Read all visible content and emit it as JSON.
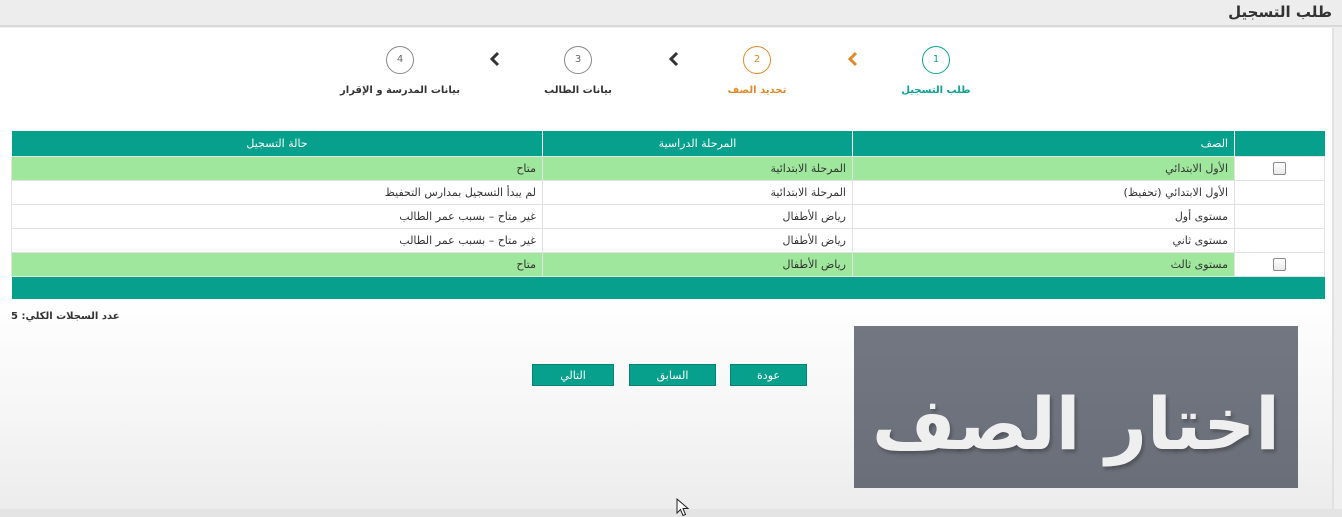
{
  "page": {
    "title": "طلب التسجيل"
  },
  "steps": [
    {
      "number": "1",
      "label": "طلب التسجيل",
      "state": "active"
    },
    {
      "number": "2",
      "label": "تحديد الصف",
      "state": "current"
    },
    {
      "number": "3",
      "label": "بيانات الطالب",
      "state": "pending"
    },
    {
      "number": "4",
      "label": "بيانات المدرسة و الإقرار",
      "state": "pending"
    }
  ],
  "table": {
    "columns": {
      "grade": "الصف",
      "stage": "المرحلة الدراسية",
      "status": "حالة التسجيل"
    },
    "rows": [
      {
        "grade": "الأول الابتدائي",
        "stage": "المرحلة الابتدائية",
        "status": "متاح",
        "selectable": true,
        "checked": false
      },
      {
        "grade": "الأول الابتدائي (تحفيظ)",
        "stage": "المرحلة الابتدائية",
        "status": "لم يبدأ التسجيل بمدارس التحفيظ",
        "selectable": false
      },
      {
        "grade": "مستوى أول",
        "stage": "رياض الأطفال",
        "status": "غير متاح – بسبب عمر الطالب",
        "selectable": false
      },
      {
        "grade": "مستوى ثاني",
        "stage": "رياض الأطفال",
        "status": "غير متاح – بسبب عمر الطالب",
        "selectable": false
      },
      {
        "grade": "مستوى ثالث",
        "stage": "رياض الأطفال",
        "status": "متاح",
        "selectable": true,
        "checked": false
      }
    ]
  },
  "record_count": "عدد السجلات الكلي: 5",
  "buttons": {
    "back": "عودة",
    "previous": "السابق",
    "next": "التالي"
  },
  "overlay": {
    "text": "اختار الصف"
  },
  "colors": {
    "primary": "#07a08c",
    "available_row": "#9ee79c",
    "current_step": "#e08a2c"
  }
}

__Task objective__: Using the data above, print every line exactly, omitting pictures.

__Task answer__:
Read all visible content and emit it as JSON.
{
  "page": {
    "title": "طلب التسجيل"
  },
  "steps": [
    {
      "number": "1",
      "label": "طلب التسجيل",
      "state": "active"
    },
    {
      "number": "2",
      "label": "تحديد الصف",
      "state": "current"
    },
    {
      "number": "3",
      "label": "بيانات الطالب",
      "state": "pending"
    },
    {
      "number": "4",
      "label": "بيانات المدرسة و الإقرار",
      "state": "pending"
    }
  ],
  "table": {
    "columns": {
      "grade": "الصف",
      "stage": "المرحلة الدراسية",
      "status": "حالة التسجيل"
    },
    "rows": [
      {
        "grade": "الأول الابتدائي",
        "stage": "المرحلة الابتدائية",
        "status": "متاح",
        "selectable": true,
        "checked": false
      },
      {
        "grade": "الأول الابتدائي (تحفيظ)",
        "stage": "المرحلة الابتدائية",
        "status": "لم يبدأ التسجيل بمدارس التحفيظ",
        "selectable": false
      },
      {
        "grade": "مستوى أول",
        "stage": "رياض الأطفال",
        "status": "غير متاح – بسبب عمر الطالب",
        "selectable": false
      },
      {
        "grade": "مستوى ثاني",
        "stage": "رياض الأطفال",
        "status": "غير متاح – بسبب عمر الطالب",
        "selectable": false
      },
      {
        "grade": "مستوى ثالث",
        "stage": "رياض الأطفال",
        "status": "متاح",
        "selectable": true,
        "checked": false
      }
    ]
  },
  "record_count": "عدد السجلات الكلي: 5",
  "buttons": {
    "back": "عودة",
    "previous": "السابق",
    "next": "التالي"
  },
  "overlay": {
    "text": "اختار الصف"
  },
  "colors": {
    "primary": "#07a08c",
    "available_row": "#9ee79c",
    "current_step": "#e08a2c"
  }
}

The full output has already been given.